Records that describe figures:
========

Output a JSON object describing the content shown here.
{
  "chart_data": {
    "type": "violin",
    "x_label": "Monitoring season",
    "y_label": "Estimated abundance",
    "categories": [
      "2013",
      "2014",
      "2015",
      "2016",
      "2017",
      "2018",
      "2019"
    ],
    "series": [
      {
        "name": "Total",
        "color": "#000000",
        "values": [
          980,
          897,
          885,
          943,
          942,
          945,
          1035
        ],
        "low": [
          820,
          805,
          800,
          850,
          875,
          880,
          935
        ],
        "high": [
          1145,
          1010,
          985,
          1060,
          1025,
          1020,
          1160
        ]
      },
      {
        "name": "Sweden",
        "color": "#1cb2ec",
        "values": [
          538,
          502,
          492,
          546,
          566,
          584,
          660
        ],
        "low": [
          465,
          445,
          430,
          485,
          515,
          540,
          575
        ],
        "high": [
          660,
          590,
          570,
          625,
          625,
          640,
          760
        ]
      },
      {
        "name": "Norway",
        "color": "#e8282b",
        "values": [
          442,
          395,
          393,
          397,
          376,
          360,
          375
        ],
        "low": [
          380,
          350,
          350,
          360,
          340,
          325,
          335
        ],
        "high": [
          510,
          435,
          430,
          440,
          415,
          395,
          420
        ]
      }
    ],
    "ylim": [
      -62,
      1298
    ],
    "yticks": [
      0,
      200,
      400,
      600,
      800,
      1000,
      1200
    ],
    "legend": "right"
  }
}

========

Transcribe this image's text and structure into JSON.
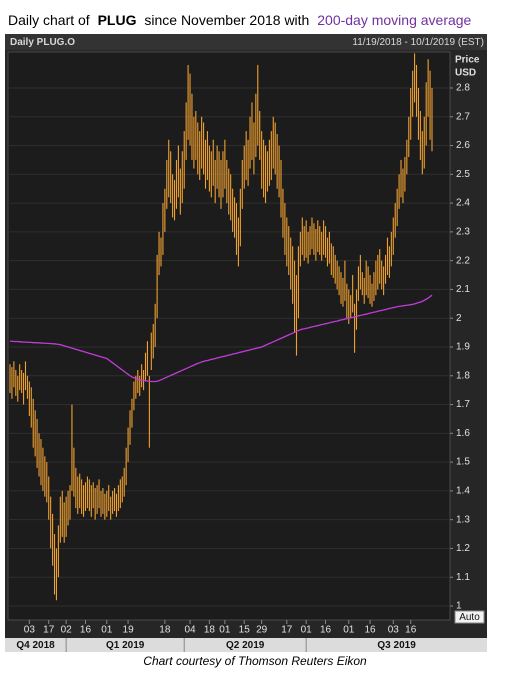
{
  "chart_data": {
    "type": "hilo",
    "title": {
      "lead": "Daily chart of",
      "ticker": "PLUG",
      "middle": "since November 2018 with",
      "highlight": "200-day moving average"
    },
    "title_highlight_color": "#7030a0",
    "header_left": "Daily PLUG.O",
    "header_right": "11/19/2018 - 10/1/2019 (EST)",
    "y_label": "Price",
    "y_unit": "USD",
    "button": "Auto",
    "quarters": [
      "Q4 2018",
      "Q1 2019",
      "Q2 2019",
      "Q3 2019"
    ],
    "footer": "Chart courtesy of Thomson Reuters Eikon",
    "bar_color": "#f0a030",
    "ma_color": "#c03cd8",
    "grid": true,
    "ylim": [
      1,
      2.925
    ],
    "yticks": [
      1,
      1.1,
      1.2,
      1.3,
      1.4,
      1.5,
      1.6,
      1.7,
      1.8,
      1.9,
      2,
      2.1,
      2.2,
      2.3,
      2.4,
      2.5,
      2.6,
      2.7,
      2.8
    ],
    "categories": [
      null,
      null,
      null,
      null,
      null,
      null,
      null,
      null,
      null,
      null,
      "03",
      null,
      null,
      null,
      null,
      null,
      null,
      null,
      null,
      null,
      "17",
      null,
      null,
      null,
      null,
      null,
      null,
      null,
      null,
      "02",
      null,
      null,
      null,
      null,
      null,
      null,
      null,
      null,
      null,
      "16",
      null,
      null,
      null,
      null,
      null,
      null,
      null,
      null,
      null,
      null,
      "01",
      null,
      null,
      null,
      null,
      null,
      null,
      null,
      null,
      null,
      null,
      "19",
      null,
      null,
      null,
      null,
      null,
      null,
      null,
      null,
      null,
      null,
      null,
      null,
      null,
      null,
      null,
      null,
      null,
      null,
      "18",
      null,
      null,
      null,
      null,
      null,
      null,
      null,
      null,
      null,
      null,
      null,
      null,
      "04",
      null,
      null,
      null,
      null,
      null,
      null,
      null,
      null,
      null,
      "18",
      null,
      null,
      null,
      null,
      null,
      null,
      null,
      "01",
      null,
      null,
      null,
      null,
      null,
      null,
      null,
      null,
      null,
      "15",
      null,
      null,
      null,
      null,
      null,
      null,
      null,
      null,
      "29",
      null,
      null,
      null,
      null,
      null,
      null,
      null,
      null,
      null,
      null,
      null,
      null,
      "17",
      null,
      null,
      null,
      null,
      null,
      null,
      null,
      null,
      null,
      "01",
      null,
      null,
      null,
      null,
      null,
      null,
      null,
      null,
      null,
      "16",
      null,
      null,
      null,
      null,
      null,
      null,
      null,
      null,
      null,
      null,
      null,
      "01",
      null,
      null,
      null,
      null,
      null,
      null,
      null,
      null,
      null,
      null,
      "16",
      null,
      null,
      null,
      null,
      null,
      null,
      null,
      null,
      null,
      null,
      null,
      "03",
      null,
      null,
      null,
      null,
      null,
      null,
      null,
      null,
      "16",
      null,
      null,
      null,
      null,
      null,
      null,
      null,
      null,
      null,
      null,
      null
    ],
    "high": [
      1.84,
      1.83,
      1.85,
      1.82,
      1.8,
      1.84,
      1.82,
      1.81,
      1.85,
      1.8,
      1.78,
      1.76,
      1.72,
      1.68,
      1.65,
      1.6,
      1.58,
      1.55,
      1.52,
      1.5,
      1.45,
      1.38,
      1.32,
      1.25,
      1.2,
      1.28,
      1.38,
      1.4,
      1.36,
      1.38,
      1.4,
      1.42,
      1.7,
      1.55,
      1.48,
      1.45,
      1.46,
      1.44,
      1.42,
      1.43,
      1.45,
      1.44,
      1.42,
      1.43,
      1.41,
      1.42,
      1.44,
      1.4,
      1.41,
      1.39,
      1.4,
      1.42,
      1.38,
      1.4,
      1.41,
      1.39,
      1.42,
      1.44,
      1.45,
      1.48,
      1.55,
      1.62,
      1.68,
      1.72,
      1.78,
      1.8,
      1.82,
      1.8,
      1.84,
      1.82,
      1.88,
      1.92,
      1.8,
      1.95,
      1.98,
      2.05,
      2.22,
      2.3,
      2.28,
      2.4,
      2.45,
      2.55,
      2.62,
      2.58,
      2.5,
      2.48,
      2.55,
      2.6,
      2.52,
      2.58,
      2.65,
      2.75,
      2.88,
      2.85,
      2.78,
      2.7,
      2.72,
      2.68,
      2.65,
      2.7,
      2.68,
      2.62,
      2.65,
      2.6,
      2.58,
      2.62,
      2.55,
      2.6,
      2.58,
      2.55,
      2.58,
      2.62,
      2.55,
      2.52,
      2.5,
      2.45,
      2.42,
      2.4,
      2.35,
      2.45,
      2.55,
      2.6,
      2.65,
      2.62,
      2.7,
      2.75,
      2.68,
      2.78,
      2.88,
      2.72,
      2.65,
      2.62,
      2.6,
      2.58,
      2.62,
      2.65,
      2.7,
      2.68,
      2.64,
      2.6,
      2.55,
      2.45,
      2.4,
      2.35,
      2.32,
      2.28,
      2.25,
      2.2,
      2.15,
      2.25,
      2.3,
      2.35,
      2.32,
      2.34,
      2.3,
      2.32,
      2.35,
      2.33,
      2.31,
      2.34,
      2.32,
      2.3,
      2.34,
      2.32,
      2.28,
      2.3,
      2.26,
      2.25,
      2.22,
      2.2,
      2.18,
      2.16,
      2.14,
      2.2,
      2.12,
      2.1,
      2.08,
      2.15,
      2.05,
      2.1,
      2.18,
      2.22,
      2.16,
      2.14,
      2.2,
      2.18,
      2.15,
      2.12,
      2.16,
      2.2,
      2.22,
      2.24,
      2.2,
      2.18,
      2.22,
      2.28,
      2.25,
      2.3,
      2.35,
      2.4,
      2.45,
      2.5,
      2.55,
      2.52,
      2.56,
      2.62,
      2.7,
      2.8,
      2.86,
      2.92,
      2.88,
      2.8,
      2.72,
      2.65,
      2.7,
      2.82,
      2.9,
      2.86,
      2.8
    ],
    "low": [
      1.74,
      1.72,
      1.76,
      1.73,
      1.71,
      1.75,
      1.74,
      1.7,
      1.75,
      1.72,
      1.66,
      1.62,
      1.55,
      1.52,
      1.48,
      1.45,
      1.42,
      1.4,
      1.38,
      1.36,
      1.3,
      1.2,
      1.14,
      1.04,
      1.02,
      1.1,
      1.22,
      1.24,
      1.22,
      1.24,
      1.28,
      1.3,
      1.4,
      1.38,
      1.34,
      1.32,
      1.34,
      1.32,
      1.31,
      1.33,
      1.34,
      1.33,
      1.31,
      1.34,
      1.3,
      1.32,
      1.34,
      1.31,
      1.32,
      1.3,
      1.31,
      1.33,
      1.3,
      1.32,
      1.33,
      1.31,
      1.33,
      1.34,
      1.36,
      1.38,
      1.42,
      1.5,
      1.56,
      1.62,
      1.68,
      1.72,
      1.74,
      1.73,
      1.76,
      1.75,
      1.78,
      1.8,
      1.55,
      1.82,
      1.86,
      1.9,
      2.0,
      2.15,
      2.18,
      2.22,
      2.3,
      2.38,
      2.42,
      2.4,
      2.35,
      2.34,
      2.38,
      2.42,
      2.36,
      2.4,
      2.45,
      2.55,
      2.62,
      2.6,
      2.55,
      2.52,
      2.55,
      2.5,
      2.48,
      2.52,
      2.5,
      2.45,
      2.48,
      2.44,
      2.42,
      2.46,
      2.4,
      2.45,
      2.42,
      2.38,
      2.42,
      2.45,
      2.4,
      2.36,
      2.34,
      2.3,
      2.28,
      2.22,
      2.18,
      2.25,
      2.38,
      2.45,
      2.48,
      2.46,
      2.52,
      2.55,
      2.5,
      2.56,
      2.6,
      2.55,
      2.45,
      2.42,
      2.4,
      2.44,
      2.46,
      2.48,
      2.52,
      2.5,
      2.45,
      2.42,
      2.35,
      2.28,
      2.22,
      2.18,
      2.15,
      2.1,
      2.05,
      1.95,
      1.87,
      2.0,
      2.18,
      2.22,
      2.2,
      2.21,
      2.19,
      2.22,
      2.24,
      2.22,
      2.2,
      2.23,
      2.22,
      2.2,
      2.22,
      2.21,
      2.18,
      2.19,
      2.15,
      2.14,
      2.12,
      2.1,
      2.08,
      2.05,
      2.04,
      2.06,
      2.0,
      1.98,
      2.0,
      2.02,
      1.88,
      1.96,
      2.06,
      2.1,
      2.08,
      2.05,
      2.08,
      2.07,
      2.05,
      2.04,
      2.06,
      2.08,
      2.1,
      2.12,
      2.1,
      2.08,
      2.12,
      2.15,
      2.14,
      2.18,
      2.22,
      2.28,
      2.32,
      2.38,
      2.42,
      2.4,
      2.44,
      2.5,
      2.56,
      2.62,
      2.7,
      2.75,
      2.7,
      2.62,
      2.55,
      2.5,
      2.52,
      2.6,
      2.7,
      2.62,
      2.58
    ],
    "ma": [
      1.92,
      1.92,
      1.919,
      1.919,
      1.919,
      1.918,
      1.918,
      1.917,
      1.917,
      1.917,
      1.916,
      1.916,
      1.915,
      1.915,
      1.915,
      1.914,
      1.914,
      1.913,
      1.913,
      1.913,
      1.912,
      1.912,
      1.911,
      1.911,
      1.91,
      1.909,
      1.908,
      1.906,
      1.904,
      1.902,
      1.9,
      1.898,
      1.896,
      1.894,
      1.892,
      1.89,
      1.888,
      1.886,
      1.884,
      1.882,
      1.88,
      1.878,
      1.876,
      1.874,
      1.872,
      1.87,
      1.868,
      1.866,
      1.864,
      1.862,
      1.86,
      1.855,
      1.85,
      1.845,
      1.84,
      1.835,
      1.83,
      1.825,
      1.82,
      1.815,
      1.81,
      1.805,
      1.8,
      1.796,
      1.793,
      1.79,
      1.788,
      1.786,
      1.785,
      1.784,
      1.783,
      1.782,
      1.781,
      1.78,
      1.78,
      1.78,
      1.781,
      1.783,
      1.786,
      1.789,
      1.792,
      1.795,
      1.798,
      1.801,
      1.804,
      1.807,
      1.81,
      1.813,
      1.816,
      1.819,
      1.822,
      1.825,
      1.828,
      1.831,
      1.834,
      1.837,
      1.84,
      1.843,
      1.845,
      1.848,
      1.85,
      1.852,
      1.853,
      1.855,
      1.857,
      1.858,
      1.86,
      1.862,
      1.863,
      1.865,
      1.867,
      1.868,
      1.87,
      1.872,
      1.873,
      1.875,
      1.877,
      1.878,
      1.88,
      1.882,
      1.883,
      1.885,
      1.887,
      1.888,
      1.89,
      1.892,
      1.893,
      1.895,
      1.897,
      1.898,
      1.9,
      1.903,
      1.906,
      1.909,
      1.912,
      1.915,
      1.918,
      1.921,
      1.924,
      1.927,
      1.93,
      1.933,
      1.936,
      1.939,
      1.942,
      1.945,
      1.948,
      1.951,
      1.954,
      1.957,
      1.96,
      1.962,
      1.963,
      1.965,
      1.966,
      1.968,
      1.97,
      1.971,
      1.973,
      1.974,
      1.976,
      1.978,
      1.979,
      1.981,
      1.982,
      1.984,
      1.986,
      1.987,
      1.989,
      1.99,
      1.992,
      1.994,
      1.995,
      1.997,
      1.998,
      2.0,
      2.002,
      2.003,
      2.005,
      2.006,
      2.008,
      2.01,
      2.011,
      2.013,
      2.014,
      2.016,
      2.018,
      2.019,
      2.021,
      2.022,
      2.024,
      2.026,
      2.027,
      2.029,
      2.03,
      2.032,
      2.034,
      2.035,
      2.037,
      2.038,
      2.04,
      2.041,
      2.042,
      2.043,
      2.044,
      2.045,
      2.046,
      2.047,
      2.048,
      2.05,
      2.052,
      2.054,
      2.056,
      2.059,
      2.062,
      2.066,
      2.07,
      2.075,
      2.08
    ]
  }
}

========

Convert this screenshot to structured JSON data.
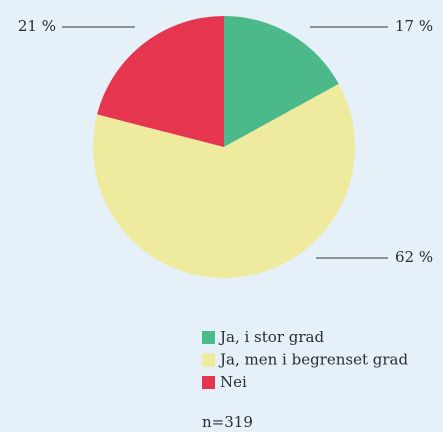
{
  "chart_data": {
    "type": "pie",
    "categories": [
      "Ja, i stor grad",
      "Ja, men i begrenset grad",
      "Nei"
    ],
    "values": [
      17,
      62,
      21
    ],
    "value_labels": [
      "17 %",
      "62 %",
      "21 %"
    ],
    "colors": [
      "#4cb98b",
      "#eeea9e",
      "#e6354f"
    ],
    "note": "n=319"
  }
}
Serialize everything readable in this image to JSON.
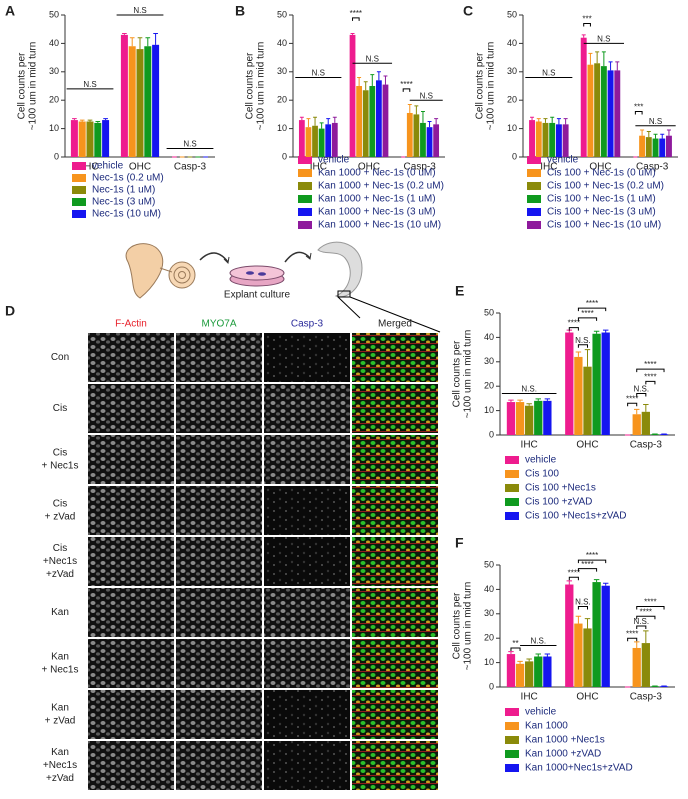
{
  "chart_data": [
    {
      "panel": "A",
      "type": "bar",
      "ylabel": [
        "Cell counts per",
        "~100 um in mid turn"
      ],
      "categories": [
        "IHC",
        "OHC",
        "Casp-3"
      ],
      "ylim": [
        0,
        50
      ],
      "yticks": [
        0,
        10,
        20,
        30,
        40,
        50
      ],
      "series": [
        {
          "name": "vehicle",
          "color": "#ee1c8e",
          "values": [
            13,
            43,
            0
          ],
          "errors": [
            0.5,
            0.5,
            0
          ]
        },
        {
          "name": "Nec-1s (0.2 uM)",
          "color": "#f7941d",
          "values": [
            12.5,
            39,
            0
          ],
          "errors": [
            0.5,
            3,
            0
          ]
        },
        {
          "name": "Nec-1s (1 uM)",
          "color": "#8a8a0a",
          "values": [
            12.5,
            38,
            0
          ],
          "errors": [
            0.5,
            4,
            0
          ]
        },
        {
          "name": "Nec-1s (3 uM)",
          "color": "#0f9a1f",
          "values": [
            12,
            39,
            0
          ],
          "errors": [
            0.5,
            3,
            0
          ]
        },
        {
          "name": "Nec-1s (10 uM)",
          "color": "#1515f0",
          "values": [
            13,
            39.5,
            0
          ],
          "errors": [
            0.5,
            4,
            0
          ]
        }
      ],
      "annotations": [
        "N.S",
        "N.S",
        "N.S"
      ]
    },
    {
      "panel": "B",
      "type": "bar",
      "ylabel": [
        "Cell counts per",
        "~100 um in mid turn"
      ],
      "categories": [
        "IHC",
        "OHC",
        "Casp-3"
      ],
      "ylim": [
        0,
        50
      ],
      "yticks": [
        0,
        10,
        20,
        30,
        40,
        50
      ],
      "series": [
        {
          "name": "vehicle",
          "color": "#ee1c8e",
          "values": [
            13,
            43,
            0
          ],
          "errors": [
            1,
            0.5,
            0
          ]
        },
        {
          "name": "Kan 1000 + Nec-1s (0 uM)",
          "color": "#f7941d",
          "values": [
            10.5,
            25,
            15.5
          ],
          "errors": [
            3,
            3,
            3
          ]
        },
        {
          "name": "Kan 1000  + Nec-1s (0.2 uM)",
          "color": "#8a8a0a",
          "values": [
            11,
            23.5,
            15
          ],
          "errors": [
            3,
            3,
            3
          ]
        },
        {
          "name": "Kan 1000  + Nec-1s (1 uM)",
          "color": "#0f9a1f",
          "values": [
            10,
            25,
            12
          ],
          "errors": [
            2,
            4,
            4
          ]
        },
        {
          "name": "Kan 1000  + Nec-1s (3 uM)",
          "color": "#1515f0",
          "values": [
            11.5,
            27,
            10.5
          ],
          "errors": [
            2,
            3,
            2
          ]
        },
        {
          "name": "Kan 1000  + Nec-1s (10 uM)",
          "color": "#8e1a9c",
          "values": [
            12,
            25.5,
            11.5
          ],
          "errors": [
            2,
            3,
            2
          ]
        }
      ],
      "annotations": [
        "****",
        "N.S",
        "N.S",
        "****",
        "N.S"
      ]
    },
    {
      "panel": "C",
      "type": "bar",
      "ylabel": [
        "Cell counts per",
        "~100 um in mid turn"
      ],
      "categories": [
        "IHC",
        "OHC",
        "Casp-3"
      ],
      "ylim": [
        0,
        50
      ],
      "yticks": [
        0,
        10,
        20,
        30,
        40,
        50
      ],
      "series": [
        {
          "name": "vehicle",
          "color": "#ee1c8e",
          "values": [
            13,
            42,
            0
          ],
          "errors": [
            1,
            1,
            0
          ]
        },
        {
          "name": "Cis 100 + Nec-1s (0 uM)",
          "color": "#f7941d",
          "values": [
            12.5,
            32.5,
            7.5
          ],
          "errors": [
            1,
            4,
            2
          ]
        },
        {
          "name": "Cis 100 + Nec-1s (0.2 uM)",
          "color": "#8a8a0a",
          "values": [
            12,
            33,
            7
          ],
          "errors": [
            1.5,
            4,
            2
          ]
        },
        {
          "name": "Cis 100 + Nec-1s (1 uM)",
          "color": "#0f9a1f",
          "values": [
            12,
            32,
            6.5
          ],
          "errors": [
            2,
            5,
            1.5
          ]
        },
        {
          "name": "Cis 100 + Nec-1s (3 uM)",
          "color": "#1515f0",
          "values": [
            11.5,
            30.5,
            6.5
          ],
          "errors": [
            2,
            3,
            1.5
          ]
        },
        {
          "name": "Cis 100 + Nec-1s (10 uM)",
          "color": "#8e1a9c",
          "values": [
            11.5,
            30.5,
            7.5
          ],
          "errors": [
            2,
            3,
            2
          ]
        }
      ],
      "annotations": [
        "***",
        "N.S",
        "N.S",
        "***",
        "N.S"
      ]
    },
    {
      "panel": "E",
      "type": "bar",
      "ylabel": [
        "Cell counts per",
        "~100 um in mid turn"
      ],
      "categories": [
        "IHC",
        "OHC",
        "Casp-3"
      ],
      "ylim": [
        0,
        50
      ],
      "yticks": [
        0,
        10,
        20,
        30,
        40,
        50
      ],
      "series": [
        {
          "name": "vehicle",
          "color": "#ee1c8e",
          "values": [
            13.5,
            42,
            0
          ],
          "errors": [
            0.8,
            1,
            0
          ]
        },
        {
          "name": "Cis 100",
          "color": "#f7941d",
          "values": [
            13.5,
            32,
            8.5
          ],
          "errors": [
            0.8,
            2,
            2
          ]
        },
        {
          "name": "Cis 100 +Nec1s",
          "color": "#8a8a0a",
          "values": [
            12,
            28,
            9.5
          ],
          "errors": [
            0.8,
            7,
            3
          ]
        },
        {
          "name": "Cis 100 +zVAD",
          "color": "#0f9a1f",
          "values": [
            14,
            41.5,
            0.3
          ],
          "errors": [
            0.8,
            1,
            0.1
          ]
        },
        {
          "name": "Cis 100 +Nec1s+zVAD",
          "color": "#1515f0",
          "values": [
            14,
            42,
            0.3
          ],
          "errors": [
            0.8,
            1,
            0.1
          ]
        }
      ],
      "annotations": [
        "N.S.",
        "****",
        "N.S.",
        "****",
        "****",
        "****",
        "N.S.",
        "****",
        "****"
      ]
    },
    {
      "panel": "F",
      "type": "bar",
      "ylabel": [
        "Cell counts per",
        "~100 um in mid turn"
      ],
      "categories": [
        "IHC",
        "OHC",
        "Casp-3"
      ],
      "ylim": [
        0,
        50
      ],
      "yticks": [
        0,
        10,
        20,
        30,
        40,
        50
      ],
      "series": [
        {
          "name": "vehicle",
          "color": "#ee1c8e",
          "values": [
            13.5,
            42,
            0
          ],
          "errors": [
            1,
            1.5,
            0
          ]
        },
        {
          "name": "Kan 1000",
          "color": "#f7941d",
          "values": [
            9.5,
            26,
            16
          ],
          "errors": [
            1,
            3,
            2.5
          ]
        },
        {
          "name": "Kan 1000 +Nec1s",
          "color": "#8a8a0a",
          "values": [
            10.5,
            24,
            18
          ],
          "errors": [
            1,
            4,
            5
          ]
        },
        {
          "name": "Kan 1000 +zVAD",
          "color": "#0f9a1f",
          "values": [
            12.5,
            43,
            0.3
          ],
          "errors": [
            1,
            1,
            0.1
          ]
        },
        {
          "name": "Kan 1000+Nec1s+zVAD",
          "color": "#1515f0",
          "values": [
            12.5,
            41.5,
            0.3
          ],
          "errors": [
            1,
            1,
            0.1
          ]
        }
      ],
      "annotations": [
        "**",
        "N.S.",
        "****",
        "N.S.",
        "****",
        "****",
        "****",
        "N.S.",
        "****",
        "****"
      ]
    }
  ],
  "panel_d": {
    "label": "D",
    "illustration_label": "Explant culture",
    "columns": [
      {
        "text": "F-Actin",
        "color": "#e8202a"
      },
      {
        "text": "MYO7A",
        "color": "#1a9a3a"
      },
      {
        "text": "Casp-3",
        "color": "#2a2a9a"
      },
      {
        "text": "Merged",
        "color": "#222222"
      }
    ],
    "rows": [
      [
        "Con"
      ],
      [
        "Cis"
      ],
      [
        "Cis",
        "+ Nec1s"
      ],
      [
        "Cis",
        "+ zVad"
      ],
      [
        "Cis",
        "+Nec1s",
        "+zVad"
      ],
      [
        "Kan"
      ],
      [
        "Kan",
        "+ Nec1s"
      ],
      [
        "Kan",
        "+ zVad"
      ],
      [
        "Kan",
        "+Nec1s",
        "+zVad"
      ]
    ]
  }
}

========

= INSTRUCTION =
Pull every line containing the word "text" out of the material.

= EXERCISE ANSWER =
Transcribe this image's text and structure into JSON.
        "text": "F-Actin",
        "text": "MYO7A",
        "text": "Casp-3",
        "text": "Merged",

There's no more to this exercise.